What is expected >> Give only a count of the lines that include the string "title".

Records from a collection
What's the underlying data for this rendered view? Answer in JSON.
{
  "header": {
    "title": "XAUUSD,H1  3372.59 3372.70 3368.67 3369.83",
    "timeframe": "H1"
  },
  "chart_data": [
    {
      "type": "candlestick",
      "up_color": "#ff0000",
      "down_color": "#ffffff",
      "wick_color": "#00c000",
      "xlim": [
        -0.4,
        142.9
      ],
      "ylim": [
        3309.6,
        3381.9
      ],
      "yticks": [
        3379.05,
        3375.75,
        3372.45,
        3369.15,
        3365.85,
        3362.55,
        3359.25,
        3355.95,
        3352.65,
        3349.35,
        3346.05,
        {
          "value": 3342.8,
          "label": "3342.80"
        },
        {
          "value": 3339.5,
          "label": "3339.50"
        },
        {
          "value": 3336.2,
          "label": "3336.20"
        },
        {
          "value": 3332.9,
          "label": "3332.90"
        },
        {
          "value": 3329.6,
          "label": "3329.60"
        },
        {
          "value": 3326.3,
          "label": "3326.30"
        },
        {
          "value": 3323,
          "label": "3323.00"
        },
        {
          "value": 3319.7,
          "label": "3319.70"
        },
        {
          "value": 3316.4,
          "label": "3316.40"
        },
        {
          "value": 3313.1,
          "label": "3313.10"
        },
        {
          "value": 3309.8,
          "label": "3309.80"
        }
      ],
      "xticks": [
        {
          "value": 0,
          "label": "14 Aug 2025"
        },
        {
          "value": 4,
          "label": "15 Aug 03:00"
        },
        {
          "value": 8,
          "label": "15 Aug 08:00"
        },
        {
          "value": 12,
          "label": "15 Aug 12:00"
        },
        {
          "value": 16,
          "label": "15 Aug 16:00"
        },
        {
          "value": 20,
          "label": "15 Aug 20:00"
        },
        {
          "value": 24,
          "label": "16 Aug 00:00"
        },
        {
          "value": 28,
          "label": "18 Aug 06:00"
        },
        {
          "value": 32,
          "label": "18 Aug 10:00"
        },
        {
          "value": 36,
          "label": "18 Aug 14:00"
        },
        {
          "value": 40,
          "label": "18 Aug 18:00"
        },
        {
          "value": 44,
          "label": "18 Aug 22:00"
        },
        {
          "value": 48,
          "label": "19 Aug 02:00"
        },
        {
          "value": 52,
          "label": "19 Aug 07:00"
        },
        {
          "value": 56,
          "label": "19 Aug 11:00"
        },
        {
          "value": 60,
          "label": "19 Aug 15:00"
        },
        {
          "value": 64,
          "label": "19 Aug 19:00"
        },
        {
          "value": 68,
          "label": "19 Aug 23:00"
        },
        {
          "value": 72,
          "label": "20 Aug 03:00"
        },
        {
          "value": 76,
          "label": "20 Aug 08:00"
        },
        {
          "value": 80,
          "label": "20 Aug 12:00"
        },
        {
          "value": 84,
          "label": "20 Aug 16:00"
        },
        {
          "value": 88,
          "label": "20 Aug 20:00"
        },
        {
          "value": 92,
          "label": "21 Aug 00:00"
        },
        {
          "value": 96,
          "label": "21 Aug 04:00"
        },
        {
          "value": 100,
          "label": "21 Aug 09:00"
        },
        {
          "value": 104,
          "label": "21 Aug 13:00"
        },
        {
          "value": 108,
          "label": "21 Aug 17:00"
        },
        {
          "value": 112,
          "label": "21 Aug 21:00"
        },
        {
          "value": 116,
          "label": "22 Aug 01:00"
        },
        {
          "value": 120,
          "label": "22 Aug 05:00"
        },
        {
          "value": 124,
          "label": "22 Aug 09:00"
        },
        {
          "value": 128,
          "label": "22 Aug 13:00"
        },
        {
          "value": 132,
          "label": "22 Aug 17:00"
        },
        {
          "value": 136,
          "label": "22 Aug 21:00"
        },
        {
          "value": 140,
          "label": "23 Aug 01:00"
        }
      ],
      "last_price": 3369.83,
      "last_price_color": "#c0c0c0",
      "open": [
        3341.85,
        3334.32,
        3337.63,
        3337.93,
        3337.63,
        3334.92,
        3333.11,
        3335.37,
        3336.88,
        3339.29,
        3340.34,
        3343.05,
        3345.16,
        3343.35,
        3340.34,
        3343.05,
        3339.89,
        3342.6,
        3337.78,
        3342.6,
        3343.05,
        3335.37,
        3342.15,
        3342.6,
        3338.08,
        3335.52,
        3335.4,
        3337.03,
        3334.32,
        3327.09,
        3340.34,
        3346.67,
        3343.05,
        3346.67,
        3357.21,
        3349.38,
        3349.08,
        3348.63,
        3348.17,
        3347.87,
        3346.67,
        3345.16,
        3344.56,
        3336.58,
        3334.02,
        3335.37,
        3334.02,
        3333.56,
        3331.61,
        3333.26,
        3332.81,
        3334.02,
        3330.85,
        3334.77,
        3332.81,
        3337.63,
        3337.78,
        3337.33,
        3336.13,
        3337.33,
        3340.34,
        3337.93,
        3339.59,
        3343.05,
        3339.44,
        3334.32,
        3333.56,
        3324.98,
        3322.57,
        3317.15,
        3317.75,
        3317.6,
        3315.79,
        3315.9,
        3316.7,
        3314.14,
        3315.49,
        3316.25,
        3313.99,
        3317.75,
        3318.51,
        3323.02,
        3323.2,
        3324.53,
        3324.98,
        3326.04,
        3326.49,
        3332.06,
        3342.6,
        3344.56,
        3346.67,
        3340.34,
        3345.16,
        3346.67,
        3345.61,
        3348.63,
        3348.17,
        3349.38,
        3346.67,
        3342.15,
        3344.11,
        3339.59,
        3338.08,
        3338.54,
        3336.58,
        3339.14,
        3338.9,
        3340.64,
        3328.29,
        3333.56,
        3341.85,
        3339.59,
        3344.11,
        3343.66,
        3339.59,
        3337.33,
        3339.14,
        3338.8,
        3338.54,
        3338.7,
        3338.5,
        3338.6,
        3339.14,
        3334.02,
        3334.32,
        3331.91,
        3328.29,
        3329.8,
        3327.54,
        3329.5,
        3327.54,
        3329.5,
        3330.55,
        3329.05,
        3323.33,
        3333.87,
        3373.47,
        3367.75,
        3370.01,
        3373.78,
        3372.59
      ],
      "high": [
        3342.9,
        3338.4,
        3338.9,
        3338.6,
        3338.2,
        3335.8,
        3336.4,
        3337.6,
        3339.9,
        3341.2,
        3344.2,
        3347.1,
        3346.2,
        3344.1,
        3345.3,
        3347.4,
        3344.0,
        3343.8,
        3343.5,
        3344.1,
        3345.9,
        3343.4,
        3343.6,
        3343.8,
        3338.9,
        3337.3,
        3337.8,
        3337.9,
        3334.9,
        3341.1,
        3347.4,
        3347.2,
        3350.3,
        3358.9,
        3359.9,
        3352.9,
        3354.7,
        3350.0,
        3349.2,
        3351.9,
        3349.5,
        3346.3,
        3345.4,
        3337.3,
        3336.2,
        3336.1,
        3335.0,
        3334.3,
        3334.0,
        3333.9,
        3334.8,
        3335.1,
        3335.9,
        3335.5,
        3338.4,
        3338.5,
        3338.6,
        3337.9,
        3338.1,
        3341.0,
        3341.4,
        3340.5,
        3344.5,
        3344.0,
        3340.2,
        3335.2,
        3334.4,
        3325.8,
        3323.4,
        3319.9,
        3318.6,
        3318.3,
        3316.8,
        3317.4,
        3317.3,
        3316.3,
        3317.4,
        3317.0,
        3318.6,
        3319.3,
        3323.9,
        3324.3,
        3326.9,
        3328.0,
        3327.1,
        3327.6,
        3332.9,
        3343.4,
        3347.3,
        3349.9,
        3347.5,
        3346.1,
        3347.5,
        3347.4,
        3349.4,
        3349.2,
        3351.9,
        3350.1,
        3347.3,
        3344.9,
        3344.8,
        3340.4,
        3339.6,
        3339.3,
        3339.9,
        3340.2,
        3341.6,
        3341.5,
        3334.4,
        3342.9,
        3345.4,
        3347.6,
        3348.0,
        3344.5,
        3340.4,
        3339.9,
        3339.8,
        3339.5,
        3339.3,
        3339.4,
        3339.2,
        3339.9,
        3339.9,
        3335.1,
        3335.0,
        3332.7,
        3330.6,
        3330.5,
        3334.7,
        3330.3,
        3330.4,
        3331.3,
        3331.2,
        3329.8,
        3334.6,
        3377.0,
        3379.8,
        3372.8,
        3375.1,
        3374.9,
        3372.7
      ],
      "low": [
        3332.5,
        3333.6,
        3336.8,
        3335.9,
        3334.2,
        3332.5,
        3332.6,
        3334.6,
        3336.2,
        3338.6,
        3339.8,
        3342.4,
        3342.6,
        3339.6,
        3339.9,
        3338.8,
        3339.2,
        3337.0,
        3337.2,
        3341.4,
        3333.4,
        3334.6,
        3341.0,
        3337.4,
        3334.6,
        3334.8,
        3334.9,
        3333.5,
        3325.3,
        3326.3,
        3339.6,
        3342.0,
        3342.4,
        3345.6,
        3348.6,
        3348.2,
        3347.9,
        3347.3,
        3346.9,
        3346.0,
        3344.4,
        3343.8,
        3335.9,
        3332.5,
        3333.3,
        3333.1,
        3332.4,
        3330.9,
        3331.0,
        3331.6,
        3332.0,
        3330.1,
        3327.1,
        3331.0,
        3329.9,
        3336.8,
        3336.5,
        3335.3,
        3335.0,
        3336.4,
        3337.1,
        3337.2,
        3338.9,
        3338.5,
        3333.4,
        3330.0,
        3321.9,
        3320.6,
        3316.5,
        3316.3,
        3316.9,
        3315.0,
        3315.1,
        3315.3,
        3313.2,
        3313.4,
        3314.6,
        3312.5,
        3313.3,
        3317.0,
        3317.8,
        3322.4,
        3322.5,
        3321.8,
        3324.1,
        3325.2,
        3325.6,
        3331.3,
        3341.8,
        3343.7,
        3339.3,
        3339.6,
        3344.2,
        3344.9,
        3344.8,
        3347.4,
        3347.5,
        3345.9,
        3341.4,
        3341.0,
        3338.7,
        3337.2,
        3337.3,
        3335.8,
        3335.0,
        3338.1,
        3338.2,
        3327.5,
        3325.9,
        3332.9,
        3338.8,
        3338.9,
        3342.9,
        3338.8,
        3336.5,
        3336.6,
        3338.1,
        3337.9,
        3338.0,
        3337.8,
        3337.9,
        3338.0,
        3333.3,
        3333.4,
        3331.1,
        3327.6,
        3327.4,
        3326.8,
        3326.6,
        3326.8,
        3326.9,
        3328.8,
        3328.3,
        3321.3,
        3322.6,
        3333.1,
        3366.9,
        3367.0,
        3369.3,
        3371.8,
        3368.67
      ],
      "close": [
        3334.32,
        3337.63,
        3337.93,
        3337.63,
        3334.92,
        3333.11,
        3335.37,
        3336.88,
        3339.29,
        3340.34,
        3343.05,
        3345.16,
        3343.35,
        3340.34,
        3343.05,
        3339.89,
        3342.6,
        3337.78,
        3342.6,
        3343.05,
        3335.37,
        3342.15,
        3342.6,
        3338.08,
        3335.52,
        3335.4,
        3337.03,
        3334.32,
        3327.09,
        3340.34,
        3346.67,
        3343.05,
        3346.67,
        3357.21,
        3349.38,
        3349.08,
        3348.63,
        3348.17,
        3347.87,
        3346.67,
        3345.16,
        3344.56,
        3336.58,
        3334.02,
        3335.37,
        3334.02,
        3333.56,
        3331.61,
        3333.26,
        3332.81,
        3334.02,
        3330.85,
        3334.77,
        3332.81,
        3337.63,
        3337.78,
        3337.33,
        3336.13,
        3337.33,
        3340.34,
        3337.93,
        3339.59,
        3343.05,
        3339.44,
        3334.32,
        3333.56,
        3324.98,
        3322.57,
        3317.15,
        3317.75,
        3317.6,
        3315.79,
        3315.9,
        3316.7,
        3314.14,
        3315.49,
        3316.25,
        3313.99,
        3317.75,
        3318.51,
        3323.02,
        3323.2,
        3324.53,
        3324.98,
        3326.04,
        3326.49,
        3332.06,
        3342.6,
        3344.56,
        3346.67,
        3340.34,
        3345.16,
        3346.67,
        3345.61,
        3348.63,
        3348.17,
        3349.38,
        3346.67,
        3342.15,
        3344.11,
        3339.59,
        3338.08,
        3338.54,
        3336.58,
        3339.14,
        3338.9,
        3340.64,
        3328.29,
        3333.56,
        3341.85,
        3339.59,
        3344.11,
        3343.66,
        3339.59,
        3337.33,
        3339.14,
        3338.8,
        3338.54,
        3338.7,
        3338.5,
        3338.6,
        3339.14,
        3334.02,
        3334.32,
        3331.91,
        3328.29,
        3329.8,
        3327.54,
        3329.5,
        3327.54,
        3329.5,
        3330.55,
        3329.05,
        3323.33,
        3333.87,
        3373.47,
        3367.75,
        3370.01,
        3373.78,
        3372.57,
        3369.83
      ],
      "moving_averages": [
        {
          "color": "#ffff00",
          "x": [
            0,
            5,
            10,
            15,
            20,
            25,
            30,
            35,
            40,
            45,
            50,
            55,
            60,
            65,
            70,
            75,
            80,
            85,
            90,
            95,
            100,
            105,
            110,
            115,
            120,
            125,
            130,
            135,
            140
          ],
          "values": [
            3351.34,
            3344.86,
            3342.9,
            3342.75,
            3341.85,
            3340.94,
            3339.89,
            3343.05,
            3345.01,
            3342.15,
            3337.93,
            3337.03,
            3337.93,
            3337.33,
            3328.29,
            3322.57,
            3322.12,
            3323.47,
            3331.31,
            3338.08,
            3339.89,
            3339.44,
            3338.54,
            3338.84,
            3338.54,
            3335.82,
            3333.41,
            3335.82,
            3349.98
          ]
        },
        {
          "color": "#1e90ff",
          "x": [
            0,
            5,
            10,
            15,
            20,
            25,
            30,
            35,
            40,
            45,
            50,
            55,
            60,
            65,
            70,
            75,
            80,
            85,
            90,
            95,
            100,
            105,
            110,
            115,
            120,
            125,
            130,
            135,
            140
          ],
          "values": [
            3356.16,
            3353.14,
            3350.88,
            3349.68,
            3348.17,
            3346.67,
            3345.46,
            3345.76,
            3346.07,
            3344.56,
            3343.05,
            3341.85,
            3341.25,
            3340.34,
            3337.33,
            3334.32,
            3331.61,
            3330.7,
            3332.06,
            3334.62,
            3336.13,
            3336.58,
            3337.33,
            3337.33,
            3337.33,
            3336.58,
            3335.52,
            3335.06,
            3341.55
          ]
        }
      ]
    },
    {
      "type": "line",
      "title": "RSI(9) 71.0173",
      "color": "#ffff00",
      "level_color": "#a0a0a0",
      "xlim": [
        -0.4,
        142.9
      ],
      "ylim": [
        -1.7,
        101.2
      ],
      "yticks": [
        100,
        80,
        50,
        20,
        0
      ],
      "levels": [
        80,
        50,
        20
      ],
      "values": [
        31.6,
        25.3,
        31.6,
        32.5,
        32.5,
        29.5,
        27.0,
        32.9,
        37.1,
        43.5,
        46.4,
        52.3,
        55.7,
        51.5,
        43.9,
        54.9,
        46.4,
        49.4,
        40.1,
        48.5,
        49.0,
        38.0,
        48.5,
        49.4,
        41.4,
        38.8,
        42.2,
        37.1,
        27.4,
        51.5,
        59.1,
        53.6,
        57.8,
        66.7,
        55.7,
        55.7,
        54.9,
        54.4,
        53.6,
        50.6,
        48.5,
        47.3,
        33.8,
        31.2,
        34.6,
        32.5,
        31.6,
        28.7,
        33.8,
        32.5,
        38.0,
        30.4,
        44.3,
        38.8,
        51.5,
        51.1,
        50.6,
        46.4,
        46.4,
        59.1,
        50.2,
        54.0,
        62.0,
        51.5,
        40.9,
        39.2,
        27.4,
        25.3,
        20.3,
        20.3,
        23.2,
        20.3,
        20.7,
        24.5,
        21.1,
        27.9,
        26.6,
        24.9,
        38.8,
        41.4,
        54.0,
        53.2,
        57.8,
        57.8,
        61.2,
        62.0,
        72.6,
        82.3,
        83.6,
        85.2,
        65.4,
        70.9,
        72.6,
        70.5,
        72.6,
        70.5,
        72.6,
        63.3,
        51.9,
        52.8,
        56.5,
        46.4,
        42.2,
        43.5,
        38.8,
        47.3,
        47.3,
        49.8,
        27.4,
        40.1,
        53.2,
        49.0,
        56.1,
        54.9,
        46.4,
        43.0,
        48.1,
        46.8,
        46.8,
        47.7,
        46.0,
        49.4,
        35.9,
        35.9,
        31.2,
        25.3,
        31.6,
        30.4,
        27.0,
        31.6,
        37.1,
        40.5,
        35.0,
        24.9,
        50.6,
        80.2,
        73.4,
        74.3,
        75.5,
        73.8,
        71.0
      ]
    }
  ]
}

Worked solution >> 2